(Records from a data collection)
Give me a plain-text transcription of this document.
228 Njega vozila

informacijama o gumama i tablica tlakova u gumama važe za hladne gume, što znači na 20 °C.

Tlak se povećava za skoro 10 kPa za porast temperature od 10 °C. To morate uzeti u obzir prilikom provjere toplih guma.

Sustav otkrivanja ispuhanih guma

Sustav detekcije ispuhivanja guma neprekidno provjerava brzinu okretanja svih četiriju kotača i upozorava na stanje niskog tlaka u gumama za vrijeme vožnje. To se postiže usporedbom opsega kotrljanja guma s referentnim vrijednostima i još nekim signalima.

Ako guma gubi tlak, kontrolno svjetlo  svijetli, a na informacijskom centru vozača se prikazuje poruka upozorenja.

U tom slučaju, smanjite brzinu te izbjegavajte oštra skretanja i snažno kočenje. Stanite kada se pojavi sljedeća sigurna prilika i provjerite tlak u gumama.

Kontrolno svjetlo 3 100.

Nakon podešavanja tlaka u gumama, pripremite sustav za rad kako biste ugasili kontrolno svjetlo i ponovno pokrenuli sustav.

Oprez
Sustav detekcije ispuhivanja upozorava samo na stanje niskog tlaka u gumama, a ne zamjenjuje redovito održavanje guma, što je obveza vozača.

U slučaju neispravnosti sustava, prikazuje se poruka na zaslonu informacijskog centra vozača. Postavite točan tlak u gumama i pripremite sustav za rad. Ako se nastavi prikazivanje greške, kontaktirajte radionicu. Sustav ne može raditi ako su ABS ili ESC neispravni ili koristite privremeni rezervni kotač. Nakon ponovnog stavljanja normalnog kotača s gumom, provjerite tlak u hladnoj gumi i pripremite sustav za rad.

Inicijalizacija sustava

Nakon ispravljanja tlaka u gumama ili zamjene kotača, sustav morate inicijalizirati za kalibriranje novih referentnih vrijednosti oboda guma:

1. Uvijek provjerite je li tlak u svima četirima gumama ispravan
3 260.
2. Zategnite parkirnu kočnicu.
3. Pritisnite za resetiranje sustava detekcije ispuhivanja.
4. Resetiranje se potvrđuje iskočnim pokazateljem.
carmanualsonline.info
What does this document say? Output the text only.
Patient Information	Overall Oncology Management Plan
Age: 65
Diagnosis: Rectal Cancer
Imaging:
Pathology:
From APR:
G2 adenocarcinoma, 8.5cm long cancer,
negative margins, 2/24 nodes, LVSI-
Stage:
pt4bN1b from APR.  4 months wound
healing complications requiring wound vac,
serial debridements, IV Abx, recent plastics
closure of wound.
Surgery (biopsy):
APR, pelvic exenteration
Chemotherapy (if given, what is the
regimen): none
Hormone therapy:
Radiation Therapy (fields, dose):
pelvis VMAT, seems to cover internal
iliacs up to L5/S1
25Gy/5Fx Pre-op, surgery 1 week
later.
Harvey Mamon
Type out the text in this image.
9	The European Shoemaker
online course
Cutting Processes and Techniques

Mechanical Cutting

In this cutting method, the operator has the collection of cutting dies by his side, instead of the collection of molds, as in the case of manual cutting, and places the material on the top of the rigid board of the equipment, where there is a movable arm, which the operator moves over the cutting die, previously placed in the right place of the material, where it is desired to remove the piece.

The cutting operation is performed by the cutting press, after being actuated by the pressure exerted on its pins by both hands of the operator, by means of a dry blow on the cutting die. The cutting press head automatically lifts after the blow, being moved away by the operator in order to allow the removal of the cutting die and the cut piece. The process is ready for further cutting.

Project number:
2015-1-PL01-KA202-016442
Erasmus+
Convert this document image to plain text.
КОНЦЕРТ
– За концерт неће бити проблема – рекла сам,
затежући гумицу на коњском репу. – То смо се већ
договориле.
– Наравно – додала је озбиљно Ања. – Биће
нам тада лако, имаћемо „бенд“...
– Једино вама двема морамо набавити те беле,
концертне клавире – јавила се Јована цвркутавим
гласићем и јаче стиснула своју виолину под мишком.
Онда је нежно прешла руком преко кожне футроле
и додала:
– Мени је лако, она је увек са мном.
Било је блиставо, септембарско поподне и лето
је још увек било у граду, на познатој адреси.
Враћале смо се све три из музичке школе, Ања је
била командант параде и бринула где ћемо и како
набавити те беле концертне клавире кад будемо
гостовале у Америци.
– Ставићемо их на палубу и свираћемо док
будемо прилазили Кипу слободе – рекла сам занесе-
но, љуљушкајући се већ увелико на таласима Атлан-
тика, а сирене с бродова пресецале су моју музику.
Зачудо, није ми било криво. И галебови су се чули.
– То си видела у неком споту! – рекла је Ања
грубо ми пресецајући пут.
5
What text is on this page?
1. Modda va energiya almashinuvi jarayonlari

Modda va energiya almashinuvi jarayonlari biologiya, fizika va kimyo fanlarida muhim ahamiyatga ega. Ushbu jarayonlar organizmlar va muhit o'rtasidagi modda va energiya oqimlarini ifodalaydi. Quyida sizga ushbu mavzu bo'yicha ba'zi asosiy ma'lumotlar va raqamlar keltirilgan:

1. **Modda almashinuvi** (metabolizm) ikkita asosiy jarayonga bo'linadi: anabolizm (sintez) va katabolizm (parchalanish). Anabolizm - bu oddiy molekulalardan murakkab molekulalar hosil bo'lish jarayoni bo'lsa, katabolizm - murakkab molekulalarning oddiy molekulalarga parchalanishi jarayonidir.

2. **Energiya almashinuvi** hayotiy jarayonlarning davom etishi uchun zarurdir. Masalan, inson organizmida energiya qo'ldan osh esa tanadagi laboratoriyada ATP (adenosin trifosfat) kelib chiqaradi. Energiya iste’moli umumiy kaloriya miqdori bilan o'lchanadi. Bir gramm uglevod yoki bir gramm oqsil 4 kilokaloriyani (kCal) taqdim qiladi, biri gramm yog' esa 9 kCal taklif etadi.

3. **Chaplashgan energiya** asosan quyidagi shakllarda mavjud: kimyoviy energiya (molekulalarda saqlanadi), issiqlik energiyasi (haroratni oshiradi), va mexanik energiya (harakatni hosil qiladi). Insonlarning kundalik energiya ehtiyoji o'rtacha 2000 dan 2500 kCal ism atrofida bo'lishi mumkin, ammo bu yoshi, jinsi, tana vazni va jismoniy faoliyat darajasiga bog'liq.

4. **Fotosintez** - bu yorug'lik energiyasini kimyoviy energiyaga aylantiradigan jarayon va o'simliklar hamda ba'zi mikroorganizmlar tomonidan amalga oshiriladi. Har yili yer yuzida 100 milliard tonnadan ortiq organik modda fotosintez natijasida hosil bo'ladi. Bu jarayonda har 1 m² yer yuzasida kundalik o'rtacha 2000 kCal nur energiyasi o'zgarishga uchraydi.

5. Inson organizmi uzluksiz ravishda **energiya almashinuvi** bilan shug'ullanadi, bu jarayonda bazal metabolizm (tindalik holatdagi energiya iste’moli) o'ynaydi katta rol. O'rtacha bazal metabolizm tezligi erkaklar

§ **Task description**: Repeat all entries. Match them exactly.

§ **Exercise answer**:
Give me a plain-text transcription of this document.
228 Njega vozila

informacijama o gumama i tablica tlakova u gumama važe za hladne gume, što znači na 20 °C.

Tlak se povećava za skoro 10 kPa za porast temperature od 10 °C. To morate uzeti u obzir prilikom provjere toplih guma.

Sustav otkrivanja ispuhanih guma

Sustav detekcije ispuhivanja guma neprekidno provjerava brzinu okretanja svih četiriju kotača i upozorava na stanje niskog tlaka u gumama za vrijeme vožnje. To se postiže usporedbom opsega kotrljanja guma s referentnim vrijednostima i još nekim signalima.

Ako guma gubi tlak, kontrolno svjetlo  svijetli, a na informacijskom centru vozača se prikazuje poruka upozorenja.

U tom slučaju, smanjite brzinu te izbjegavajte oštra skretanja i snažno kočenje. Stanite kada se pojavi sljedeća sigurna prilika i provjerite tlak u gumama.

Kontrolno svjetlo 3 100.

Nakon podešavanja tlaka u gumama, pripremite sustav za rad kako biste ugasili kontrolno svjetlo i ponovno pokrenuli sustav.

Oprez
Sustav detekcije ispuhivanja upozorava samo na stanje niskog tlaka u gumama, a ne zamjenjuje redovito održavanje guma, što je obveza vozača.

U slučaju neispravnosti sustava, prikazuje se poruka na zaslonu informacijskog centra vozača. Postavite točan tlak u gumama i pripremite sustav za rad. Ako se nastavi prikazivanje greške, kontaktirajte radionicu. Sustav ne može raditi ako su ABS ili ESC neispravni ili koristite privremeni rezervni kotač. Nakon ponovnog stavljanja normalnog kotača s gumom, provjerite tlak u hladnoj gumi i pripremite sustav za rad.

Inicijalizacija sustava

Nakon ispravljanja tlaka u gumama ili zamjene kotača, sustav morate inicijalizirati za kalibriranje novih referentnih vrijednosti oboda guma:

1. Uvijek provjerite je li tlak u svima četirima gumama ispravan
3 260.
2. Zategnite parkirnu kočnicu.
3. Pritisnite za resetiranje sustava detekcije ispuhivanja.
4. Resetiranje se potvrđuje iskočnim pokazateljem.
carmanualsonline.info
What does this document say? Output the text only.
Patient Information	Overall Oncology Management Plan
Age: 65
Diagnosis: Rectal Cancer
Imaging:
Pathology:
From APR:
G2 adenocarcinoma, 8.5cm long cancer,
negative margins, 2/24 nodes, LVSI-
Stage:
pt4bN1b from APR.  4 months wound
healing complications requiring wound vac,
serial debridements, IV Abx, recent plastics
closure of wound.
Surgery (biopsy):
APR, pelvic exenteration
Chemotherapy (if given, what is the
regimen): none
Hormone therapy:
Radiation Therapy (fields, dose):
pelvis VMAT, seems to cover internal
iliacs up to L5/S1
25Gy/5Fx Pre-op, surgery 1 week
later.
Harvey Mamon
Type out the text in this image.
9	The European Shoemaker
online course
Cutting Processes and Techniques

Mechanical Cutting

In this cutting method, the operator has the collection of cutting dies by his side, instead of the collection of molds, as in the case of manual cutting, and places the material on the top of the rigid board of the equipment, where there is a movable arm, which the operator moves over the cutting die, previously placed in the right place of the material, where it is desired to remove the piece.

The cutting operation is performed by the cutting press, after being actuated by the pressure exerted on its pins by both hands of the operator, by means of a dry blow on the cutting die. The cutting press head automatically lifts after the blow, being moved away by the operator in order to allow the removal of the cutting die and the cut piece. The process is ready for further cutting.

Project number:
2015-1-PL01-KA202-016442
Erasmus+
Convert this document image to plain text.
КОНЦЕРТ
– За концерт неће бити проблема – рекла сам,
затежући гумицу на коњском репу. – То смо се већ
договориле.
– Наравно – додала је озбиљно Ања. – Биће
нам тада лако, имаћемо „бенд“...
– Једино вама двема морамо набавити те беле,
концертне клавире – јавила се Јована цвркутавим
гласићем и јаче стиснула своју виолину под мишком.
Онда је нежно прешла руком преко кожне футроле
и додала:
– Мени је лако, она је увек са мном.
Било је блиставо, септембарско поподне и лето
је још увек било у граду, на познатој адреси.
Враћале смо се све три из музичке школе, Ања је
била командант параде и бринула где ћемо и како
набавити те беле концертне клавире кад будемо
гостовале у Америци.
– Ставићемо их на палубу и свираћемо док
будемо прилазили Кипу слободе – рекла сам занесе-
но, љуљушкајући се већ увелико на таласима Атлан-
тика, а сирене с бродова пресецале су моју музику.
Зачудо, није ми било криво. И галебови су се чули.
– То си видела у неком споту! – рекла је Ања
грубо ми пресецајући пут.
5
What text is on this page?
1. Modda va energiya almashinuvi jarayonlari

Modda va energiya almashinuvi jarayonlari biologiya, fizika va kimyo fanlarida muhim ahamiyatga ega. Ushbu jarayonlar organizmlar va muhit o'rtasidagi modda va energiya oqimlarini ifodalaydi. Quyida sizga ushbu mavzu bo'yicha ba'zi asosiy ma'lumotlar va raqamlar keltirilgan:

1. **Modda almashinuvi** (metabolizm) ikkita asosiy jarayonga bo'linadi: anabolizm (sintez) va katabolizm (parchalanish). Anabolizm - bu oddiy molekulalardan murakkab molekulalar hosil bo'lish jarayoni bo'lsa, katabolizm - murakkab molekulalarning oddiy molekulalarga parchalanishi jarayonidir.

2. **Energiya almashinuvi** hayotiy jarayonlarning davom etishi uchun zarurdir. Masalan, inson organizmida energiya qo'ldan osh esa tanadagi laboratoriyada ATP (adenosin trifosfat) kelib chiqaradi. Energiya iste’moli umumiy kaloriya miqdori bilan o'lchanadi. Bir gramm uglevod yoki bir gramm oqsil 4 kilokaloriyani (kCal) taqdim qiladi, biri gramm yog' esa 9 kCal taklif etadi.

3. **Chaplashgan energiya** asosan quyidagi shakllarda mavjud: kimyoviy energiya (molekulalarda saqlanadi), issiqlik energiyasi (haroratni oshiradi), va mexanik energiya (harakatni hosil qiladi). Insonlarning kundalik energiya ehtiyoji o'rtacha 2000 dan 2500 kCal ism atrofida bo'lishi mumkin, ammo bu yoshi, jinsi, tana vazni va jismoniy faoliyat darajasiga bog'liq.

4. **Fotosintez** - bu yorug'lik energiyasini kimyoviy energiyaga aylantiradigan jarayon va o'simliklar hamda ba'zi mikroorganizmlar tomonidan amalga oshiriladi. Har yili yer yuzida 100 milliard tonnadan ortiq organik modda fotosintez natijasida hosil bo'ladi. Bu jarayonda har 1 m² yer yuzasida kundalik o'rtacha 2000 kCal nur energiyasi o'zgarishga uchraydi.

5. Inson organizmi uzluksiz ravishda **energiya almashinuvi** bilan shug'ullanadi, bu jarayonda bazal metabolizm (tindalik holatdagi energiya iste’moli) o'ynaydi katta rol. O'rtacha bazal metabolizm tezligi erkaklar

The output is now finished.